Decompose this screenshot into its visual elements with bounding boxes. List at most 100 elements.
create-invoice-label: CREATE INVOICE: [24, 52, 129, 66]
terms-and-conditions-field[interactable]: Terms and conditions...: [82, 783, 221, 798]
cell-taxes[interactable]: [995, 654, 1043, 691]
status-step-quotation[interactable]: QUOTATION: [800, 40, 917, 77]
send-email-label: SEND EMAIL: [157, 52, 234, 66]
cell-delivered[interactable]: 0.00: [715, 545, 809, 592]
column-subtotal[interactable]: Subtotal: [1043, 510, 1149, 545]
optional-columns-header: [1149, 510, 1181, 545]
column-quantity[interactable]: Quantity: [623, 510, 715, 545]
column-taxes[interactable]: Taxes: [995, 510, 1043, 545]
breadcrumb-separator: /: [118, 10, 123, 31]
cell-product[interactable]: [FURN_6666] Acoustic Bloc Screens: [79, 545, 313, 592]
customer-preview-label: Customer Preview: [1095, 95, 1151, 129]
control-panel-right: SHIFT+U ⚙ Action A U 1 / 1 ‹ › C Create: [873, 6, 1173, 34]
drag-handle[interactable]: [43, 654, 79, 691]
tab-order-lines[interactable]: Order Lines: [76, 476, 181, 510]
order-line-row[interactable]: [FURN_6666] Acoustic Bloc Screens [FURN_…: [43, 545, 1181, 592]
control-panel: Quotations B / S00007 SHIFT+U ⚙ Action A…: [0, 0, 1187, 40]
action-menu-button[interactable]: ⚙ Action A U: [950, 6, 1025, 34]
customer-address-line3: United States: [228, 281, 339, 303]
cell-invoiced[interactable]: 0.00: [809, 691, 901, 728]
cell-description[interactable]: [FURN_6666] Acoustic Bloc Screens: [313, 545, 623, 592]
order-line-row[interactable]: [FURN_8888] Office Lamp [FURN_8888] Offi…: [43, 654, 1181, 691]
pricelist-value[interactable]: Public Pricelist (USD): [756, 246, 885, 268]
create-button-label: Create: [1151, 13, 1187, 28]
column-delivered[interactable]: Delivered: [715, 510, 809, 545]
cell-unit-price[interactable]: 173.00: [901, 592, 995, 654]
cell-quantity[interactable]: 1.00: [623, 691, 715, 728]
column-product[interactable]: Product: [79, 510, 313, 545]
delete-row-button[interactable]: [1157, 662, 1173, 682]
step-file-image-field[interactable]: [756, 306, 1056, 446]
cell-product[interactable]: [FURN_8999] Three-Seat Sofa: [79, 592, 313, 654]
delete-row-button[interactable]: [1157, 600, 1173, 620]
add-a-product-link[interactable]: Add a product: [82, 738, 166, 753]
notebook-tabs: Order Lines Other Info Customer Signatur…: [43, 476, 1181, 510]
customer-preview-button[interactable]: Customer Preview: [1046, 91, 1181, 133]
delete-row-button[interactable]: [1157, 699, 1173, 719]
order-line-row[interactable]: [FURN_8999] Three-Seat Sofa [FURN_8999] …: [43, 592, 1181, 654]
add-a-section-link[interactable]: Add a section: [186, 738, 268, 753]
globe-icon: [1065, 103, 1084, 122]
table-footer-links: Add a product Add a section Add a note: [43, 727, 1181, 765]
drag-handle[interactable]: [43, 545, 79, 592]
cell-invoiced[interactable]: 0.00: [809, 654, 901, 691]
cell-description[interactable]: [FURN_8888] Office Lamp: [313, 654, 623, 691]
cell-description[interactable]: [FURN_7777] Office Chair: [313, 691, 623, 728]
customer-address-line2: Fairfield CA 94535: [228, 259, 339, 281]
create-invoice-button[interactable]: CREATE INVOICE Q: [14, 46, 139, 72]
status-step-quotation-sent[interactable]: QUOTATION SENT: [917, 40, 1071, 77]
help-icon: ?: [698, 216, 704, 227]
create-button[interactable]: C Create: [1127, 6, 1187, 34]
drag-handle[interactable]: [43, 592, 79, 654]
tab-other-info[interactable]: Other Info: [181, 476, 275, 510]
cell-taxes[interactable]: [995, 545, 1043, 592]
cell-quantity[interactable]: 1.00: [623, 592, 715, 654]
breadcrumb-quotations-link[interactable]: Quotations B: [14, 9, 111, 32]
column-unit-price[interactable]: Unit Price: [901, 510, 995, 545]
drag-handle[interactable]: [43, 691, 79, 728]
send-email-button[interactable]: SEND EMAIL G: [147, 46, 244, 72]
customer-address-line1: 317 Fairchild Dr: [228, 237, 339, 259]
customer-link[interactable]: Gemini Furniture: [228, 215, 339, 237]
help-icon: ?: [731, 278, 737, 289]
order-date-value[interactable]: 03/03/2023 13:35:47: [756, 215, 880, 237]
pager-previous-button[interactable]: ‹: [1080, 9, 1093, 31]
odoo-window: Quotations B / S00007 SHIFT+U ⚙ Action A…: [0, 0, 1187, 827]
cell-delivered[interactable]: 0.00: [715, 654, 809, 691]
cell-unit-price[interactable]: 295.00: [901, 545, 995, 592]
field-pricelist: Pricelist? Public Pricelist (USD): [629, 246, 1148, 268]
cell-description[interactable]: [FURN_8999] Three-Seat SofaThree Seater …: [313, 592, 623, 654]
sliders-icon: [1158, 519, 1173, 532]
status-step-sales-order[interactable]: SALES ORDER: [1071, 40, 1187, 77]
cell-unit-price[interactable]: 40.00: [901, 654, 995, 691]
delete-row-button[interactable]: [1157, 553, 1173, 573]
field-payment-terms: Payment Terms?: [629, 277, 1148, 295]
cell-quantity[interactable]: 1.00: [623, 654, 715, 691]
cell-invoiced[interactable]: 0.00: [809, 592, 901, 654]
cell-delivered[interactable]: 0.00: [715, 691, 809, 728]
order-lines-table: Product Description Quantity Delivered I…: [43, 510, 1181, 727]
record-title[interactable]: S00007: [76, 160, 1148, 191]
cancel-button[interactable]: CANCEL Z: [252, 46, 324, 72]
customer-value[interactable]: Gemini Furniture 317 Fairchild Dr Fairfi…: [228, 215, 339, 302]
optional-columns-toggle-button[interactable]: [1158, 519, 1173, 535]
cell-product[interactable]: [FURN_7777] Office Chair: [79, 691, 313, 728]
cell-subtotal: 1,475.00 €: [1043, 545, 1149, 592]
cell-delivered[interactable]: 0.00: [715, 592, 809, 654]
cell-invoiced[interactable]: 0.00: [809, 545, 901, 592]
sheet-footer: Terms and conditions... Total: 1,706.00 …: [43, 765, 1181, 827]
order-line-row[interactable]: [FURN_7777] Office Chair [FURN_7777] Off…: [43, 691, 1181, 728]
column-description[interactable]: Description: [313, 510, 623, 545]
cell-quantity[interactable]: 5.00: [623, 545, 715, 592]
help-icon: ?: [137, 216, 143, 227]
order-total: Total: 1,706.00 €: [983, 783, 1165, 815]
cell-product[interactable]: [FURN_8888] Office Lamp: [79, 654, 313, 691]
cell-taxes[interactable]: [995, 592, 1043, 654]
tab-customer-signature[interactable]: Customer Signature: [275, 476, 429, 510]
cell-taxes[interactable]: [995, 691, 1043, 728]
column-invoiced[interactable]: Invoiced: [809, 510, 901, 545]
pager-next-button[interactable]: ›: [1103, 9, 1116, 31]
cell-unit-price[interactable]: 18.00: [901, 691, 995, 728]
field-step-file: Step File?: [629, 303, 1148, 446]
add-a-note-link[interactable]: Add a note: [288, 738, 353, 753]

__Exercise goal__: Format every line of the items above as a JSON array of strings, one string per line, with blank lines left out.

__Task answer__:
[
  "Decompose this screenshot into its visual elements with bounding boxes. List at most 100 elements.",
  "create-invoice-label: CREATE INVOICE: [24, 52, 129, 66]",
  "terms-and-conditions-field[interactable]: Terms and conditions...: [82, 783, 221, 798]",
  "cell-taxes[interactable]: [995, 654, 1043, 691]",
  "status-step-quotation[interactable]: QUOTATION: [800, 40, 917, 77]",
  "send-email-label: SEND EMAIL: [157, 52, 234, 66]",
  "cell-delivered[interactable]: 0.00: [715, 545, 809, 592]",
  "column-subtotal[interactable]: Subtotal: [1043, 510, 1149, 545]",
  "optional-columns-header: [1149, 510, 1181, 545]",
  "column-quantity[interactable]: Quantity: [623, 510, 715, 545]",
  "column-taxes[interactable]: Taxes: [995, 510, 1043, 545]",
  "breadcrumb-separator: /: [118, 10, 123, 31]",
  "cell-product[interactable]: [FURN_6666] Acoustic Bloc Screens: [79, 545, 313, 592]",
  "customer-preview-label: Customer Preview: [1095, 95, 1151, 129]",
  "control-panel-right: SHIFT+U ⚙ Action A U 1 / 1 ‹ › C Create: [873, 6, 1173, 34]",
  "drag-handle[interactable]: [43, 654, 79, 691]",
  "tab-order-lines[interactable]: Order Lines: [76, 476, 181, 510]",
  "order-line-row[interactable]: [FURN_6666] Acoustic Bloc Screens [FURN_…: [43, 545, 1181, 592]",
  "control-panel: Quotations B / S00007 SHIFT+U ⚙ Action A…: [0, 0, 1187, 40]",
  "action-menu-button[interactable]: ⚙ Action A U: [950, 6, 1025, 34]",
  "customer-address-line3: United States: [228, 281, 339, 303]",
  "cell-invoiced[interactable]: 0.00: [809, 691, 901, 728]",
  "cell-description[interactable]: [FURN_6666] Acoustic Bloc Screens: [313, 545, 623, 592]",
  "order-line-row[interactable]: [FURN_8888] Office Lamp [FURN_8888] Offi…: [43, 654, 1181, 691]",
  "pricelist-value[interactable]: Public Pricelist (USD): [756, 246, 885, 268]",
  "create-button-label: Create: [1151, 13, 1187, 28]",
  "column-delivered[interactable]: Delivered: [715, 510, 809, 545]",
  "cell-unit-price[interactable]: 173.00: [901, 592, 995, 654]",
  "cell-quantity[interactable]: 1.00: [623, 691, 715, 728]",
  "column-product[interactable]: Product: [79, 510, 313, 545]",
  "delete-row-button[interactable]: [1157, 662, 1173, 682]",
  "step-file-image-field[interactable]: [756, 306, 1056, 446]",
  "cell-product[interactable]: [FURN_8999] Three-Seat Sofa: [79, 592, 313, 654]",
  "delete-row-button[interactable]: [1157, 600, 1173, 620]",
  "add-a-product-link[interactable]: Add a product: [82, 738, 166, 753]",
  "notebook-tabs: Order Lines Other Info Customer Signatur…: [43, 476, 1181, 510]",
  "customer-preview-button[interactable]: Customer Preview: [1046, 91, 1181, 133]",
  "delete-row-button[interactable]: [1157, 699, 1173, 719]",
  "order-line-row[interactable]: [FURN_8999] Three-Seat Sofa [FURN_8999] …: [43, 592, 1181, 654]",
  "add-a-section-link[interactable]: Add a section: [186, 738, 268, 753]",
  "globe-icon: [1065, 103, 1084, 122]",
  "table-footer-links: Add a product Add a section Add a note: [43, 727, 1181, 765]",
  "drag-handle[interactable]: [43, 545, 79, 592]",
  "cell-invoiced[interactable]: 0.00: [809, 654, 901, 691]",
  "cell-description[interactable]: [FURN_8888] Office Lamp: [313, 654, 623, 691]",
  "cell-description[interactable]: [FURN_7777] Office Chair: [313, 691, 623, 728]",
  "customer-address-line2: Fairfield CA 94535: [228, 259, 339, 281]",
  "create-invoice-button[interactable]: CREATE INVOICE Q: [14, 46, 139, 72]",
  "status-step-quotation-sent[interactable]: QUOTATION SENT: [917, 40, 1071, 77]",
  "help-icon: ?: [698, 216, 704, 227]",
  "create-button[interactable]: C Create: [1127, 6, 1187, 34]",
  "drag-handle[interactable]: [43, 592, 79, 654]",
  "tab-other-info[interactable]: Other Info: [181, 476, 275, 510]",
  "cell-taxes[interactable]: [995, 545, 1043, 592]",
  "cell-quantity[interactable]: 1.00: [623, 592, 715, 654]",
  "breadcrumb-quotations-link[interactable]: Quotations B: [14, 9, 111, 32]",
  "column-unit-price[interactable]: Unit Price: [901, 510, 995, 545]",
  "drag-handle[interactable]: [43, 691, 79, 728]",
  "send-email-button[interactable]: SEND EMAIL G: [147, 46, 244, 72]",
  "customer-address-line1: 317 Fairchild Dr: [228, 237, 339, 259]",
  "customer-link[interactable]: Gemini Furniture: [228, 215, 339, 237]",
  "help-icon: ?: [731, 278, 737, 289]",
  "order-date-value[interactable]: 03/03/2023 13:35:47: [756, 215, 880, 237]",
  "pager-previous-button[interactable]: ‹: [1080, 9, 1093, 31]",
  "odoo-window: Quotations B / S00007 SHIFT+U ⚙ Action A…: [0, 0, 1187, 827]",
  "cell-delivered[interactable]: 0.00: [715, 654, 809, 691]",
  "cell-unit-price[interactable]: 295.00: [901, 545, 995, 592]",
  "field-pricelist: Pricelist? Public Pricelist (USD): [629, 246, 1148, 268]",
  "cell-description[interactable]: [FURN_8999] Three-Seat SofaThree Seater …: [313, 592, 623, 654]",
  "sliders-icon: [1158, 519, 1173, 532]",
  "status-step-sales-order[interactable]: SALES ORDER: [1071, 40, 1187, 77]",
  "cell-unit-price[interactable]: 40.00: [901, 654, 995, 691]",
  "delete-row-button[interactable]: [1157, 553, 1173, 573]",
  "field-payment-terms: Payment Terms?: [629, 277, 1148, 295]",
  "cell-quantity[interactable]: 1.00: [623, 654, 715, 691]",
  "cell-invoiced[interactable]: 0.00: [809, 592, 901, 654]",
  "cell-delivered[interactable]: 0.00: [715, 691, 809, 728]",
  "order-lines-table: Product Description Quantity Delivered I…: [43, 510, 1181, 727]",
  "record-title[interactable]: S00007: [76, 160, 1148, 191]",
  "cancel-button[interactable]: CANCEL Z: [252, 46, 324, 72]",
  "customer-value[interactable]: Gemini Furniture 317 Fairchild Dr Fairfi…: [228, 215, 339, 302]",
  "optional-columns-toggle-button[interactable]: [1158, 519, 1173, 535]",
  "cell-product[interactable]: [FURN_7777] Office Chair: [79, 691, 313, 728]",
  "cell-subtotal: 1,475.00 €: [1043, 545, 1149, 592]",
  "cell-delivered[interactable]: 0.00: [715, 592, 809, 654]",
  "cell-invoiced[interactable]: 0.00: [809, 545, 901, 592]",
  "sheet-footer: Terms and conditions... Total: 1,706.00 …: [43, 765, 1181, 827]",
  "order-line-row[interactable]: [FURN_7777] Office Chair [FURN_7777] Off…: [43, 691, 1181, 728]",
  "column-description[interactable]: Description: [313, 510, 623, 545]",
  "cell-quantity[interactable]: 5.00: [623, 545, 715, 592]",
  "help-icon: ?: [137, 216, 143, 227]",
  "order-total: Total: 1,706.00 €: [983, 783, 1165, 815]",
  "cell-product[interactable]: [FURN_8888] Office Lamp: [79, 654, 313, 691]",
  "cell-taxes[interactable]: [995, 592, 1043, 654]",
  "tab-customer-signature[interactable]: Customer Signature: [275, 476, 429, 510]",
  "cell-taxes[interactable]: [995, 691, 1043, 728]",
  "column-invoiced[interactable]: Invoiced: [809, 510, 901, 545]",
  "pager-next-button[interactable]: ›: [1103, 9, 1116, 31]",
  "cell-unit-price[interactable]: 18.00: [901, 691, 995, 728]",
  "field-step-file: Step File?: [629, 303, 1148, 446]",
  "add-a-note-link[interactable]: Add a note: [288, 738, 353, 753]"
]